Aim:
Will you give every entry again exactly as it stands?
::::::::::
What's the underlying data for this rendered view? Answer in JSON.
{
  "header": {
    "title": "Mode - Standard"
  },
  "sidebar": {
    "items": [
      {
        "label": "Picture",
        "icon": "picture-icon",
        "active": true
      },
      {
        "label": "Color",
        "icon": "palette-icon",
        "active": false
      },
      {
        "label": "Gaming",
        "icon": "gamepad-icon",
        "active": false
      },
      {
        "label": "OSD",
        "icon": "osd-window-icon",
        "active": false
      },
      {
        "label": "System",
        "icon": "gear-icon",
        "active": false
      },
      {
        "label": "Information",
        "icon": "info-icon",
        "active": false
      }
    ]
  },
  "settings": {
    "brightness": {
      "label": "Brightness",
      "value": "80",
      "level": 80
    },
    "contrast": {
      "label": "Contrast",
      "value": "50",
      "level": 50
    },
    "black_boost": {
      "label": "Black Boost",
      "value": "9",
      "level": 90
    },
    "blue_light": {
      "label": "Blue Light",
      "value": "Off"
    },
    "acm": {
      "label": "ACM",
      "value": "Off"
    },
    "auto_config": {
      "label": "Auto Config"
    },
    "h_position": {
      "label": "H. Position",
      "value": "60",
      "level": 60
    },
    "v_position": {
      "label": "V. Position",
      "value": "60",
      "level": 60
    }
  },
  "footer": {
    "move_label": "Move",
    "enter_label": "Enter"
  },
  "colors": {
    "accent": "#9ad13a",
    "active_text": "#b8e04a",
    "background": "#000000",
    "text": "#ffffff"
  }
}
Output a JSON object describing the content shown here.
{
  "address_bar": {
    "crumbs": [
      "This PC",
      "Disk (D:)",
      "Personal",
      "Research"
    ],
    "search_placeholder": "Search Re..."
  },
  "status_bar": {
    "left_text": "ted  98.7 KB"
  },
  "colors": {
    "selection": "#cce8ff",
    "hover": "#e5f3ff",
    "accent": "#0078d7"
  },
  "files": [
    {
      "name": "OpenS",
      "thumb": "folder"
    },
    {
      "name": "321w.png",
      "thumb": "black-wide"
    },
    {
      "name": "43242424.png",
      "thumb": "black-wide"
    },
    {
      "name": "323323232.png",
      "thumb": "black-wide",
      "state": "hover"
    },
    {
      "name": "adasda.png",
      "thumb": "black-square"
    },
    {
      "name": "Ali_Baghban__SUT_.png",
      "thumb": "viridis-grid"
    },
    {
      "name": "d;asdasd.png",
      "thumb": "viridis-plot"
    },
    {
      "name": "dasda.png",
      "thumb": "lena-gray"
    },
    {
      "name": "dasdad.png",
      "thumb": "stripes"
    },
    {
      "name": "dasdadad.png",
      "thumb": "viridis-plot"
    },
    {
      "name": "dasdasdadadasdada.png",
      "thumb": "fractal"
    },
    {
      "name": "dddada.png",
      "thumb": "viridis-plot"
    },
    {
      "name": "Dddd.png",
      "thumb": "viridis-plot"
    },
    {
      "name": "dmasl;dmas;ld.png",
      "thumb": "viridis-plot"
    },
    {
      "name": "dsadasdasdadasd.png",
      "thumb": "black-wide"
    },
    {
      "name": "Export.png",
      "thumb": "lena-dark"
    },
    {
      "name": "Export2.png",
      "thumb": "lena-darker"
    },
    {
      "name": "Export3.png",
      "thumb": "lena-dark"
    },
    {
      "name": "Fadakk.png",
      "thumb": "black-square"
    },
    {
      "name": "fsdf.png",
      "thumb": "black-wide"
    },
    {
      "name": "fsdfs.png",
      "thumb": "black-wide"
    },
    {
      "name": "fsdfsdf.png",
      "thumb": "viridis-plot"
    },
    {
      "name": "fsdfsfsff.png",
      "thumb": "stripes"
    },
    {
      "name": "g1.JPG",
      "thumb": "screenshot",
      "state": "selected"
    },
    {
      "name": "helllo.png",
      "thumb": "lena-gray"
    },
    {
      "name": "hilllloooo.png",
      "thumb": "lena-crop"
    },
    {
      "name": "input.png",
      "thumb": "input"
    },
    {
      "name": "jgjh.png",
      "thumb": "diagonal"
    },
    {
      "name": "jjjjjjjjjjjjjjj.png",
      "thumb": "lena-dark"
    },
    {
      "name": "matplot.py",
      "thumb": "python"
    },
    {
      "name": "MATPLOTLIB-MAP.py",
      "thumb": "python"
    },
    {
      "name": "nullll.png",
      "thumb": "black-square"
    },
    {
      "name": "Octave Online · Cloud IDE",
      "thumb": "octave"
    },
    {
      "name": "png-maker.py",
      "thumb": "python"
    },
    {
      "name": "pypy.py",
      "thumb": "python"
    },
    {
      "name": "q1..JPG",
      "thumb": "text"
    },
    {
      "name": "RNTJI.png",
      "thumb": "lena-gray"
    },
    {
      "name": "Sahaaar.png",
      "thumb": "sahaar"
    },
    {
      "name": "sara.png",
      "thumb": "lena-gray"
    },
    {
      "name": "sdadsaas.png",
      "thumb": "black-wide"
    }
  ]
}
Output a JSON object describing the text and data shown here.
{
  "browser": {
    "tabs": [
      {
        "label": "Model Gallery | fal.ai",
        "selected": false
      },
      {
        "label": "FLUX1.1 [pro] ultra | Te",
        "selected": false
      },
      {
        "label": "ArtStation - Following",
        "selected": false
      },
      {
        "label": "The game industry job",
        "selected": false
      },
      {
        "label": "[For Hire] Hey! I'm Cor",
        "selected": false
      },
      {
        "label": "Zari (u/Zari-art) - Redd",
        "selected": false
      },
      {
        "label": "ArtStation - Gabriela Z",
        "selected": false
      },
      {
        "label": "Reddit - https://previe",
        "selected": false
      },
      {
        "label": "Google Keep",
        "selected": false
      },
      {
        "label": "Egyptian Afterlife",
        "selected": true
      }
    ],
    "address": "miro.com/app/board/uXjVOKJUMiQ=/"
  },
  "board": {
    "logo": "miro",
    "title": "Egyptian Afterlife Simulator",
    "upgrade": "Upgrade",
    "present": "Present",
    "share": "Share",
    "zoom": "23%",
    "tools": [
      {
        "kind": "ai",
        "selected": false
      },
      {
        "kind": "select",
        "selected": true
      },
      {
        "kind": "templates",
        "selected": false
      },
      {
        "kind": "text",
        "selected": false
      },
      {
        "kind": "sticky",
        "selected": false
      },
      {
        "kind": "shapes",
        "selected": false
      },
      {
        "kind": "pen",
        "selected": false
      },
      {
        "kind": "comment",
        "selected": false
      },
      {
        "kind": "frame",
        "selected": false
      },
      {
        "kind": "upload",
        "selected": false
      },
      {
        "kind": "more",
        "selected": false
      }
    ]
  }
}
::::::::::
Solution below:
What's the underlying data for this rendered view? Answer in JSON.
{
  "header": {
    "title": "Mode - Standard"
  },
  "sidebar": {
    "items": [
      {
        "label": "Picture",
        "icon": "picture-icon",
        "active": true
      },
      {
        "label": "Color",
        "icon": "palette-icon",
        "active": false
      },
      {
        "label": "Gaming",
        "icon": "gamepad-icon",
        "active": false
      },
      {
        "label": "OSD",
        "icon": "osd-window-icon",
        "active": false
      },
      {
        "label": "System",
        "icon": "gear-icon",
        "active": false
      },
      {
        "label": "Information",
        "icon": "info-icon",
        "active": false
      }
    ]
  },
  "settings": {
    "brightness": {
      "label": "Brightness",
      "value": "80",
      "level": 80
    },
    "contrast": {
      "label": "Contrast",
      "value": "50",
      "level": 50
    },
    "black_boost": {
      "label": "Black Boost",
      "value": "9",
      "level": 90
    },
    "blue_light": {
      "label": "Blue Light",
      "value": "Off"
    },
    "acm": {
      "label": "ACM",
      "value": "Off"
    },
    "auto_config": {
      "label": "Auto Config"
    },
    "h_position": {
      "label": "H. Position",
      "value": "60",
      "level": 60
    },
    "v_position": {
      "label": "V. Position",
      "value": "60",
      "level": 60
    }
  },
  "footer": {
    "move_label": "Move",
    "enter_label": "Enter"
  },
  "colors": {
    "accent": "#9ad13a",
    "active_text": "#b8e04a",
    "background": "#000000",
    "text": "#ffffff"
  }
}
Output a JSON object describing the content shown here.
{
  "address_bar": {
    "crumbs": [
      "This PC",
      "Disk (D:)",
      "Personal",
      "Research"
    ],
    "search_placeholder": "Search Re..."
  },
  "status_bar": {
    "left_text": "ted  98.7 KB"
  },
  "colors": {
    "selection": "#cce8ff",
    "hover": "#e5f3ff",
    "accent": "#0078d7"
  },
  "files": [
    {
      "name": "OpenS",
      "thumb": "folder"
    },
    {
      "name": "321w.png",
      "thumb": "black-wide"
    },
    {
      "name": "43242424.png",
      "thumb": "black-wide"
    },
    {
      "name": "323323232.png",
      "thumb": "black-wide",
      "state": "hover"
    },
    {
      "name": "adasda.png",
      "thumb": "black-square"
    },
    {
      "name": "Ali_Baghban__SUT_.png",
      "thumb": "viridis-grid"
    },
    {
      "name": "d;asdasd.png",
      "thumb": "viridis-plot"
    },
    {
      "name": "dasda.png",
      "thumb": "lena-gray"
    },
    {
      "name": "dasdad.png",
      "thumb": "stripes"
    },
    {
      "name": "dasdadad.png",
      "thumb": "viridis-plot"
    },
    {
      "name": "dasdasdadadasdada.png",
      "thumb": "fractal"
    },
    {
      "name": "dddada.png",
      "thumb": "viridis-plot"
    },
    {
      "name": "Dddd.png",
      "thumb": "viridis-plot"
    },
    {
      "name": "dmasl;dmas;ld.png",
      "thumb": "viridis-plot"
    },
    {
      "name": "dsadasdasdadasd.png",
      "thumb": "black-wide"
    },
    {
      "name": "Export.png",
      "thumb": "lena-dark"
    },
    {
      "name": "Export2.png",
      "thumb": "lena-darker"
    },
    {
      "name": "Export3.png",
      "thumb": "lena-dark"
    },
    {
      "name": "Fadakk.png",
      "thumb": "black-square"
    },
    {
      "name": "fsdf.png",
      "thumb": "black-wide"
    },
    {
      "name": "fsdfs.png",
      "thumb": "black-wide"
    },
    {
      "name": "fsdfsdf.png",
      "thumb": "viridis-plot"
    },
    {
      "name": "fsdfsfsff.png",
      "thumb": "stripes"
    },
    {
      "name": "g1.JPG",
      "thumb": "screenshot",
      "state": "selected"
    },
    {
      "name": "helllo.png",
      "thumb": "lena-gray"
    },
    {
      "name": "hilllloooo.png",
      "thumb": "lena-crop"
    },
    {
      "name": "input.png",
      "thumb": "input"
    },
    {
      "name": "jgjh.png",
      "thumb": "diagonal"
    },
    {
      "name": "jjjjjjjjjjjjjjj.png",
      "thumb": "lena-dark"
    },
    {
      "name": "matplot.py",
      "thumb": "python"
    },
    {
      "name": "MATPLOTLIB-MAP.py",
      "thumb": "python"
    },
    {
      "name": "nullll.png",
      "thumb": "black-square"
    },
    {
      "name": "Octave Online · Cloud IDE",
      "thumb": "octave"
    },
    {
      "name": "png-maker.py",
      "thumb": "python"
    },
    {
      "name": "pypy.py",
      "thumb": "python"
    },
    {
      "name": "q1..JPG",
      "thumb": "text"
    },
    {
      "name": "RNTJI.png",
      "thumb": "lena-gray"
    },
    {
      "name": "Sahaaar.png",
      "thumb": "sahaar"
    },
    {
      "name": "sara.png",
      "thumb": "lena-gray"
    },
    {
      "name": "sdadsaas.png",
      "thumb": "black-wide"
    }
  ]
}
Output a JSON object describing the text and data shown here.
{
  "browser": {
    "tabs": [
      {
        "label": "Model Gallery | fal.ai",
        "selected": false
      },
      {
        "label": "FLUX1.1 [pro] ultra | Te",
        "selected": false
      },
      {
        "label": "ArtStation - Following",
        "selected": false
      },
      {
        "label": "The game industry job",
        "selected": false
      },
      {
        "label": "[For Hire] Hey! I'm Cor",
        "selected": false
      },
      {
        "label": "Zari (u/Zari-art) - Redd",
        "selected": false
      },
      {
        "label": "ArtStation - Gabriela Z",
        "selected": false
      },
      {
        "label": "Reddit - https://previe",
        "selected": false
      },
      {
        "label": "Google Keep",
        "selected": false
      },
      {
        "label": "Egyptian Afterlife",
        "selected": true
      }
    ],
    "address": "miro.com/app/board/uXjVOKJUMiQ=/"
  },
  "board": {
    "logo": "miro",
    "title": "Egyptian Afterlife Simulator",
    "upgrade": "Upgrade",
    "present": "Present",
    "share": "Share",
    "zoom": "23%",
    "tools": [
      {
        "kind": "ai",
        "selected": false
      },
      {
        "kind": "select",
        "selected": true
      },
      {
        "kind": "templates",
        "selected": false
      },
      {
        "kind": "text",
        "selected": false
      },
      {
        "kind": "sticky",
        "selected": false
      },
      {
        "kind": "shapes",
        "selected": false
      },
      {
        "kind": "pen",
        "selected": false
      },
      {
        "kind": "comment",
        "selected": false
      },
      {
        "kind": "frame",
        "selected": false
      },
      {
        "kind": "upload",
        "selected": false
      },
      {
        "kind": "more",
        "selected": false
      }
    ]
  }
}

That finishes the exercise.